* _THE TASK_: Search the listing below for the word "zoom" and copy each line that holds it.

* _Extracts from a graphics dataset_:
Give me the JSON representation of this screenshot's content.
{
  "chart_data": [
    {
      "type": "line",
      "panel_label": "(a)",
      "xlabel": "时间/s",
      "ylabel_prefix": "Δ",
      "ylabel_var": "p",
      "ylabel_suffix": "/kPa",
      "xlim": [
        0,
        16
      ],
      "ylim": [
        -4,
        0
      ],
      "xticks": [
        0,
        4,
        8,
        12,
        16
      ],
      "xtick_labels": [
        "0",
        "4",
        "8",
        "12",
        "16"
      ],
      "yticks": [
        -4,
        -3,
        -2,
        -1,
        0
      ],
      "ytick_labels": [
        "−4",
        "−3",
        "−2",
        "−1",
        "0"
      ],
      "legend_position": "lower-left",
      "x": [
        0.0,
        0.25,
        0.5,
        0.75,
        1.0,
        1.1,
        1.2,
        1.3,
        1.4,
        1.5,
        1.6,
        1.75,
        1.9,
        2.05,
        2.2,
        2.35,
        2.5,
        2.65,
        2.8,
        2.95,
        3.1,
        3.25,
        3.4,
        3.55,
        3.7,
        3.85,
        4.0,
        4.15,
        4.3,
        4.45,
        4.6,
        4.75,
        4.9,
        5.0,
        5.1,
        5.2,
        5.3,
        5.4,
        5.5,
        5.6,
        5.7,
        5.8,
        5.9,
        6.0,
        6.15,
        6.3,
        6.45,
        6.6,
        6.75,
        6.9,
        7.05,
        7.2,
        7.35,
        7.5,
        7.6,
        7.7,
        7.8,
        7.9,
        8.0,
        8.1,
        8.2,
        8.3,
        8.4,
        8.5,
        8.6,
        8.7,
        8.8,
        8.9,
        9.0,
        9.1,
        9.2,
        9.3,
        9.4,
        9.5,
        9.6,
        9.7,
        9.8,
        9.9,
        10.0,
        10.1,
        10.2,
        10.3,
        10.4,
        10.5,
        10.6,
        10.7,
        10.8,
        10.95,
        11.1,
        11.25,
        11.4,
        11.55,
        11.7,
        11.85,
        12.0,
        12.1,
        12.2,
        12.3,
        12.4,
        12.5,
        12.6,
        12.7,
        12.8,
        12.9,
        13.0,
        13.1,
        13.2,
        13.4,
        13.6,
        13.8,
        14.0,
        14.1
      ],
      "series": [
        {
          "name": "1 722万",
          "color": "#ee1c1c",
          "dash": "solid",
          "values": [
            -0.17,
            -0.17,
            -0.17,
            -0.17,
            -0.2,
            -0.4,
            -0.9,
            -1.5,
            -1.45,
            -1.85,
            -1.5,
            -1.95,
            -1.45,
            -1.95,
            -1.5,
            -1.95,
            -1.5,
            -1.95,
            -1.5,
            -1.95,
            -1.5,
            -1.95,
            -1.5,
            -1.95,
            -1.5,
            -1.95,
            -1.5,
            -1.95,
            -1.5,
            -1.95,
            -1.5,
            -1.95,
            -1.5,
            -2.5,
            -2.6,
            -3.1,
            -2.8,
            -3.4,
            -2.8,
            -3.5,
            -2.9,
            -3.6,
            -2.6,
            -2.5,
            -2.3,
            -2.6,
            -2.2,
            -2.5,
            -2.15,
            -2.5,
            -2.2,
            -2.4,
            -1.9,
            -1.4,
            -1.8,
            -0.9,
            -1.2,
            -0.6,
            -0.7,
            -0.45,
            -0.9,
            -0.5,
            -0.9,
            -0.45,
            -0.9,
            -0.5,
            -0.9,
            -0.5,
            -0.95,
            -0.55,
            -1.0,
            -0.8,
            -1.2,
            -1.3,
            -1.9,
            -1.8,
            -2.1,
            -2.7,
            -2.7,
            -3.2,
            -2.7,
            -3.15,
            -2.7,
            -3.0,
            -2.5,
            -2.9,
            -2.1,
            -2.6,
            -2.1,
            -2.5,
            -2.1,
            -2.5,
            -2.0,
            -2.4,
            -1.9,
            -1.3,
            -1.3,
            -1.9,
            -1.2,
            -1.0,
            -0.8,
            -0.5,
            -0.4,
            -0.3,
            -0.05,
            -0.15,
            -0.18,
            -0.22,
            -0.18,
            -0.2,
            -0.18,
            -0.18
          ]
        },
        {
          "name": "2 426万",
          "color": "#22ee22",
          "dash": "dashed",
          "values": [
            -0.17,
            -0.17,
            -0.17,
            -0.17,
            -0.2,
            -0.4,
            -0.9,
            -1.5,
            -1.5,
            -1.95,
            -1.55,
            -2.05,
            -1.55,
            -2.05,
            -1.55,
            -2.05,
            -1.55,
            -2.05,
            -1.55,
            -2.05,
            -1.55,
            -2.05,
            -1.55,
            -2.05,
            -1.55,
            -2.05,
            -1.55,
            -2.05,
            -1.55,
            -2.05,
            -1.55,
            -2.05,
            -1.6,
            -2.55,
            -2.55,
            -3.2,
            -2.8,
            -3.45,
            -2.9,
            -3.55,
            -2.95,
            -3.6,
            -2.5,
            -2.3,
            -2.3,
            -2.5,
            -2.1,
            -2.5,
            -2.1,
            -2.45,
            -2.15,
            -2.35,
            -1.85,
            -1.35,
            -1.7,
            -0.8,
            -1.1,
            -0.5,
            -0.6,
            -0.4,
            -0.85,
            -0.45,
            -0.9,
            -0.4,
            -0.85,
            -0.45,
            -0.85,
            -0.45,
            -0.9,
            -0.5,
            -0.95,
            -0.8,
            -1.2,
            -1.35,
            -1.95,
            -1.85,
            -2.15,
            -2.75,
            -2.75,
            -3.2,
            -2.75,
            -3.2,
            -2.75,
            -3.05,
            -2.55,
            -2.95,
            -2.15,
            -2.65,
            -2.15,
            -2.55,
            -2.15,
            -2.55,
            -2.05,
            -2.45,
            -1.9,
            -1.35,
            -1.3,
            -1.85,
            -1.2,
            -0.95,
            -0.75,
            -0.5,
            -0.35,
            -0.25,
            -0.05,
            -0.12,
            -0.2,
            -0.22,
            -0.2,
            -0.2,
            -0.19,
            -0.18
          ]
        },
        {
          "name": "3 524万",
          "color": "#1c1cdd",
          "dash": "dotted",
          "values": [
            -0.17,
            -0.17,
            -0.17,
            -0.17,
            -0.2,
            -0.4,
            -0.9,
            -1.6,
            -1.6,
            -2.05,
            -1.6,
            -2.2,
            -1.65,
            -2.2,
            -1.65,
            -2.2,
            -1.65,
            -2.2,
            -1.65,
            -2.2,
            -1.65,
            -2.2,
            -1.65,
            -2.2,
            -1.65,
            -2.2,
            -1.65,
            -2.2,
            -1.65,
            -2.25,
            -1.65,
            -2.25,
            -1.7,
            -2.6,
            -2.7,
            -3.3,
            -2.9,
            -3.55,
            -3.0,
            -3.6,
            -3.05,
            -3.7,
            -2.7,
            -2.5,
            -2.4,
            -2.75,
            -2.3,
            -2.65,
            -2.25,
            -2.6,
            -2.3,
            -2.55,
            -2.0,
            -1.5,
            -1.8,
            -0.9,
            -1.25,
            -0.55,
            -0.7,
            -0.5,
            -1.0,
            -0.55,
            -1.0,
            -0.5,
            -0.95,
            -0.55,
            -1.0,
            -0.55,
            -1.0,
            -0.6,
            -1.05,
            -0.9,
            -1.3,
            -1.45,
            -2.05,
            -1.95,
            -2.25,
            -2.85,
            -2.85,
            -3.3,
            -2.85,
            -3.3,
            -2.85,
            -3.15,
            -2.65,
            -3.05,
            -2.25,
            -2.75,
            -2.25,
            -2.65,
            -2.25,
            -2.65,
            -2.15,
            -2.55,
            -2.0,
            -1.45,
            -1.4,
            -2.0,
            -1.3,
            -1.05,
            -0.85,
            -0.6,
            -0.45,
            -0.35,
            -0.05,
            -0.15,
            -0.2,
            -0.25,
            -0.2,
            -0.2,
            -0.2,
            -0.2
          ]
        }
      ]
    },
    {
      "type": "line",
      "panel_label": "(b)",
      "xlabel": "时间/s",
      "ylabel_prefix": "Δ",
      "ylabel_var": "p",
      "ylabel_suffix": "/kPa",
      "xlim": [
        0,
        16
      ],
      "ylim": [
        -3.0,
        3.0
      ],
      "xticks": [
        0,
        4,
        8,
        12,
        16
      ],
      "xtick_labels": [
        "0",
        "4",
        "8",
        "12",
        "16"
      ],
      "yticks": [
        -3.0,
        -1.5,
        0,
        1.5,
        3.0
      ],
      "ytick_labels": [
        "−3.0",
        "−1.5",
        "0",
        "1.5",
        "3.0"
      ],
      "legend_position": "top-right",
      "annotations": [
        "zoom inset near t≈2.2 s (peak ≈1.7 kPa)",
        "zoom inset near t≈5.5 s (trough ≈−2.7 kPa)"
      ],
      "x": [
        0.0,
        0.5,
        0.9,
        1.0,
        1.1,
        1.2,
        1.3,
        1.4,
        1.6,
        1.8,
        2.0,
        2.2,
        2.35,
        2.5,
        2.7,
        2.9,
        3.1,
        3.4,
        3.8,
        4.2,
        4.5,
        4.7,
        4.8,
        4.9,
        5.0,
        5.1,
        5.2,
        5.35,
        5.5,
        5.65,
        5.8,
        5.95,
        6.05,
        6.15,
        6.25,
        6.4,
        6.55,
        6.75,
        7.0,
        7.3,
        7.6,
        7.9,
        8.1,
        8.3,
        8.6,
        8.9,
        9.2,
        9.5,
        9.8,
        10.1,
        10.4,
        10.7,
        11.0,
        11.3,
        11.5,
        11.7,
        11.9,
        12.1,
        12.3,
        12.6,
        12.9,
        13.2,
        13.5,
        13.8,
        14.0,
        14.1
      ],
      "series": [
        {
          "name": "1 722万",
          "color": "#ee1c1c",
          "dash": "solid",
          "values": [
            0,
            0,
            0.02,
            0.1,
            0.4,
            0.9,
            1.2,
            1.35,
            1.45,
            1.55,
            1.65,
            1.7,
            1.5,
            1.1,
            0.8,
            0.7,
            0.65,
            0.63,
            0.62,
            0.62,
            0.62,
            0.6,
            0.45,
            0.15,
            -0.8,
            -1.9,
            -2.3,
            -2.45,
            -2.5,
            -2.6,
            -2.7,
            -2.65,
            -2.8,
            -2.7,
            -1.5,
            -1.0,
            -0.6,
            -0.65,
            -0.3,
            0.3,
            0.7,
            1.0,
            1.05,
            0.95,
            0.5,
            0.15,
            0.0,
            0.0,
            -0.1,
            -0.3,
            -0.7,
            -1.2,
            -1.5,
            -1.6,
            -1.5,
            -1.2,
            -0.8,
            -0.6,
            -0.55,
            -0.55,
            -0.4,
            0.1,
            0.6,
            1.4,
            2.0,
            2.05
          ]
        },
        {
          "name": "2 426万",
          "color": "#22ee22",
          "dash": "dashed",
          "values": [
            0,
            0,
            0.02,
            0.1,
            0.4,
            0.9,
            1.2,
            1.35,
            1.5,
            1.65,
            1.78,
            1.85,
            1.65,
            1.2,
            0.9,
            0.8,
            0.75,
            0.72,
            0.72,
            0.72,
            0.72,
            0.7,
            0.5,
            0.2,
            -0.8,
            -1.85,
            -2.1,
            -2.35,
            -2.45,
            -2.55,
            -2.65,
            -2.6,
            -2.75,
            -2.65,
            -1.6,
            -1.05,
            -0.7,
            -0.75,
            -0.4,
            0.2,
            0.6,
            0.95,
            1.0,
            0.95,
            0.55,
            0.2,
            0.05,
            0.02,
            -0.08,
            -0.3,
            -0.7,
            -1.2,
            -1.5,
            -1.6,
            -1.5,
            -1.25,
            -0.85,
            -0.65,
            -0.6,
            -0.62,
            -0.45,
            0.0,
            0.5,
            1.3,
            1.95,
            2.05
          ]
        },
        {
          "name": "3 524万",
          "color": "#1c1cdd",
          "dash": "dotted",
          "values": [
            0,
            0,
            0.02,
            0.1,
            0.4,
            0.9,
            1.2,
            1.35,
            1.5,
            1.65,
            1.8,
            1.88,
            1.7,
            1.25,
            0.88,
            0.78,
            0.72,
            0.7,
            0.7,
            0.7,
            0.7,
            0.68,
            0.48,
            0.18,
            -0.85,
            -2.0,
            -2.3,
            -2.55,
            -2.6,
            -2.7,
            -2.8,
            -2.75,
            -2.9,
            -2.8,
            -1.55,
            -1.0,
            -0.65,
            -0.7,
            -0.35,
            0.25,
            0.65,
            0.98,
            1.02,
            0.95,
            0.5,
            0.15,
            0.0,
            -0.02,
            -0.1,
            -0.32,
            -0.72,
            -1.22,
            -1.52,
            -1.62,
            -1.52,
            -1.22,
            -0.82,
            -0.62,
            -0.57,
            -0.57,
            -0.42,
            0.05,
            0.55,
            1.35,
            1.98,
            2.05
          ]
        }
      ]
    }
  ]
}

* _TASK SOLUTION_:
        "zoom inset near t≈2.2 s (peak ≈1.7 kPa)",
        "zoom inset near t≈5.5 s (trough ≈−2.7 kPa)"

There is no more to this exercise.